• [ENTRIES]
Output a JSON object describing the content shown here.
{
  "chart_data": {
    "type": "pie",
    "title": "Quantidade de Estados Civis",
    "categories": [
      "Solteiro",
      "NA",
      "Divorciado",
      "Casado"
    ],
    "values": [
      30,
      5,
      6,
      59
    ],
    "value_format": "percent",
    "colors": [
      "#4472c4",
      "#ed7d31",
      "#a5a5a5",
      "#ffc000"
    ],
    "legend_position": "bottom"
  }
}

• [EXERCISE OBJECTIVE] Each entry is to be returned in full, character for character.

• [EXERCISE SOLUTION]
Output a JSON object describing the content shown here.
{
  "chart_data": {
    "type": "pie",
    "title": "Quantidade de Estados Civis",
    "categories": [
      "Solteiro",
      "NA",
      "Divorciado",
      "Casado"
    ],
    "values": [
      30,
      5,
      6,
      59
    ],
    "value_format": "percent",
    "colors": [
      "#4472c4",
      "#ed7d31",
      "#a5a5a5",
      "#ffc000"
    ],
    "legend_position": "bottom"
  }
}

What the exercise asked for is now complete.